▸ DO THIS
Among the lines below, how many carry the string "coordinate"? Reply with a number and nothing else.

▸ RECORDS FOR THE EXERCISE
• • • • • • •
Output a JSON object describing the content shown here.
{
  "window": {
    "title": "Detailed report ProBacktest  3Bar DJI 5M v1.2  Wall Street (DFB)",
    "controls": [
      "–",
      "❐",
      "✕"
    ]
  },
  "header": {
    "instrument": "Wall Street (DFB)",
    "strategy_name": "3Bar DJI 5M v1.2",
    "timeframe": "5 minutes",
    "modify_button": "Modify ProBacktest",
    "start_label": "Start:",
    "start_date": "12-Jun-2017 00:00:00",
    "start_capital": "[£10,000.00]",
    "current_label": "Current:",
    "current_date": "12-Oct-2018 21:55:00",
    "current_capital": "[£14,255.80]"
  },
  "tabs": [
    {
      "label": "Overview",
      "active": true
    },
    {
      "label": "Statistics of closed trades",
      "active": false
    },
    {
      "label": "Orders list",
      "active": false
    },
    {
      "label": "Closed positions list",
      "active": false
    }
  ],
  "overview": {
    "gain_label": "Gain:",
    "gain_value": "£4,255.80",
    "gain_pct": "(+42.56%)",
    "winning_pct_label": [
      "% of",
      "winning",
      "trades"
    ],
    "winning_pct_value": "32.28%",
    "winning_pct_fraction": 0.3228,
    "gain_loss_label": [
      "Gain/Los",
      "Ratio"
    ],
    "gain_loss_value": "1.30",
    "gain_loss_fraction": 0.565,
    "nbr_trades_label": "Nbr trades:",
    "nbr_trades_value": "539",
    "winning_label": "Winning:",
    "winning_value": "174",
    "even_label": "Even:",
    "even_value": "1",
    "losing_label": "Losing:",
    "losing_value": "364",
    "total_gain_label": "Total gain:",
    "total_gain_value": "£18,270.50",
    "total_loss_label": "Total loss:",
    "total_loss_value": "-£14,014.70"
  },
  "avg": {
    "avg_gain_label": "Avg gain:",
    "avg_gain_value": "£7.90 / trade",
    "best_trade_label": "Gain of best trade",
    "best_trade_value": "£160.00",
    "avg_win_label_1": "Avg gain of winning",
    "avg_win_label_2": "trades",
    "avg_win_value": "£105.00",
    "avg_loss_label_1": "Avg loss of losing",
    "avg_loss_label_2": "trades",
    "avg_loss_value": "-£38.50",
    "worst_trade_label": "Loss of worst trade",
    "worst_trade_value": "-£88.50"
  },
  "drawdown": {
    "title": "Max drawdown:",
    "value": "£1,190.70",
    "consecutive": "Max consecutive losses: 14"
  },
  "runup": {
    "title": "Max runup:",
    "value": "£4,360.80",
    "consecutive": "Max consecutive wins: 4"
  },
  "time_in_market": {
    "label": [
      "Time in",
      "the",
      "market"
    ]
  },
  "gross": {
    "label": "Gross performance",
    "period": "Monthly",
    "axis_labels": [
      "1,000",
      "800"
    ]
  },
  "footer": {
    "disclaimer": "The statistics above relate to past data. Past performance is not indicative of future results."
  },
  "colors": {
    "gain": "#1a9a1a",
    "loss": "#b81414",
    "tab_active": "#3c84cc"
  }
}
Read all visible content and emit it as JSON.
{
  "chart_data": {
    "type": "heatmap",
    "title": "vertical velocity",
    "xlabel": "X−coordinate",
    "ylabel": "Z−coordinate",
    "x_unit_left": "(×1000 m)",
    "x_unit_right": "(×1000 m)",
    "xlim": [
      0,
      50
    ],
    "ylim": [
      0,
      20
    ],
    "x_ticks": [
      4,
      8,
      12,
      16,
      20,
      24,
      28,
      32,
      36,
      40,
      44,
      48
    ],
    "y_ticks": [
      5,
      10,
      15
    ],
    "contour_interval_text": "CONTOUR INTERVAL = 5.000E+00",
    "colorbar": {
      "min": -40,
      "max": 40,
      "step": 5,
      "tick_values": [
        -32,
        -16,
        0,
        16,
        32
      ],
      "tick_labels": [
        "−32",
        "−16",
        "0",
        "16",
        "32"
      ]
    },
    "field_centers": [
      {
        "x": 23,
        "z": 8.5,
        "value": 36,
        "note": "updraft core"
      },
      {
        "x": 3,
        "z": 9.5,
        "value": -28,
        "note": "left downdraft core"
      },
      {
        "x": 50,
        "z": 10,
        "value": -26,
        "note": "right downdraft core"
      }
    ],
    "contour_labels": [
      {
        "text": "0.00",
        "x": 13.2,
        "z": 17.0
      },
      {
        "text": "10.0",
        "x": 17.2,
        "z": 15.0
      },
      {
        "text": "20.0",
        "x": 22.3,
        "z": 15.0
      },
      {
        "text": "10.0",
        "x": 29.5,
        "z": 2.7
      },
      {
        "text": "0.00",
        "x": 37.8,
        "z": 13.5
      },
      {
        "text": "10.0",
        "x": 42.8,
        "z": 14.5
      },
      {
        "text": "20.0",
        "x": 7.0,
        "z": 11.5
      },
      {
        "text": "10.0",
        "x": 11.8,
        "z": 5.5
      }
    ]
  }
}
• • • • • • •
▸ FINISHED EXERCISE
2